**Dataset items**
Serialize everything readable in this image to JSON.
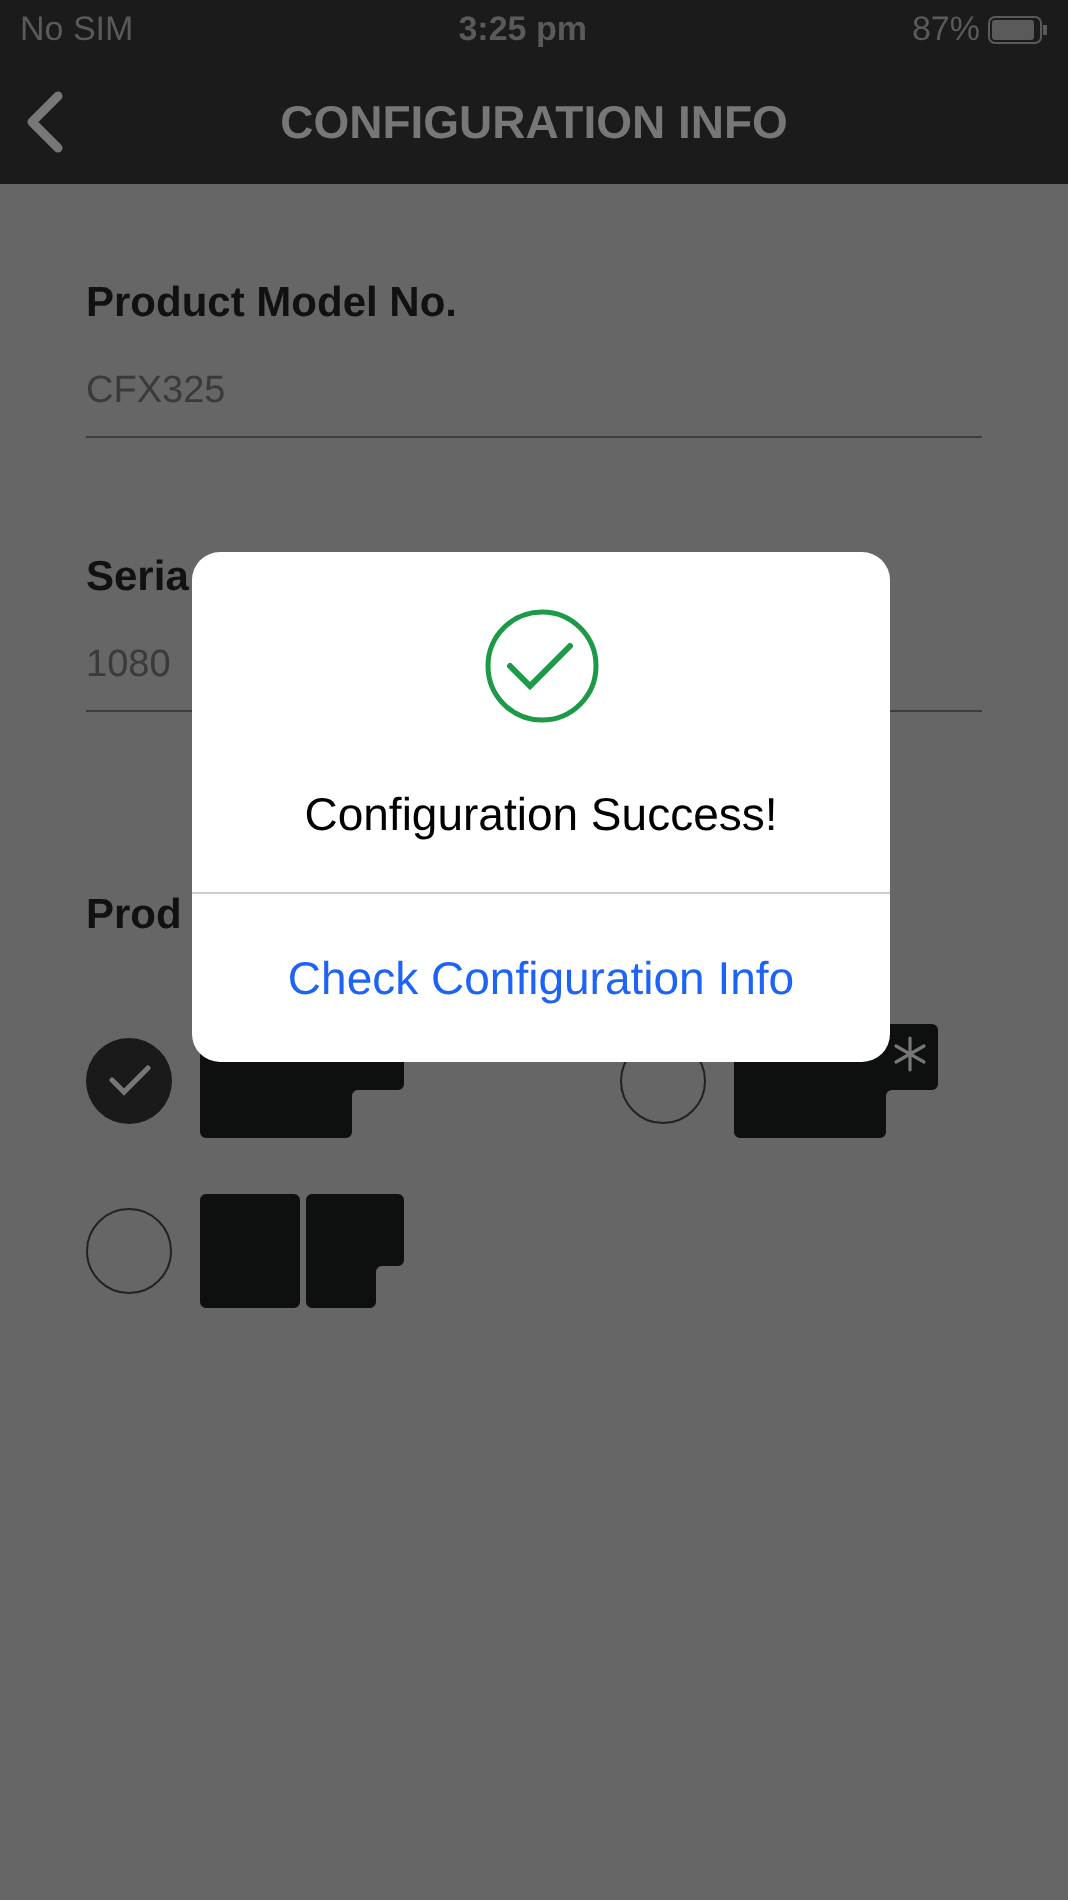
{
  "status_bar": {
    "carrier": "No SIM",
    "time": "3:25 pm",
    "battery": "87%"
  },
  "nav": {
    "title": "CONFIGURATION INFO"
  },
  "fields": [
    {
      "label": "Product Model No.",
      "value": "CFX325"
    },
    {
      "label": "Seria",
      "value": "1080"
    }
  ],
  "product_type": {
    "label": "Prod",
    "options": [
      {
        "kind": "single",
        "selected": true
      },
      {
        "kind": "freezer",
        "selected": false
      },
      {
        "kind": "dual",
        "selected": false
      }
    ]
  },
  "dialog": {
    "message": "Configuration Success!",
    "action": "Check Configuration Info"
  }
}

**WHAT IS NEEDED**
Among the entries above, how many lines hold the word "label"? Reply with only that number.

**TASK RESULT**
3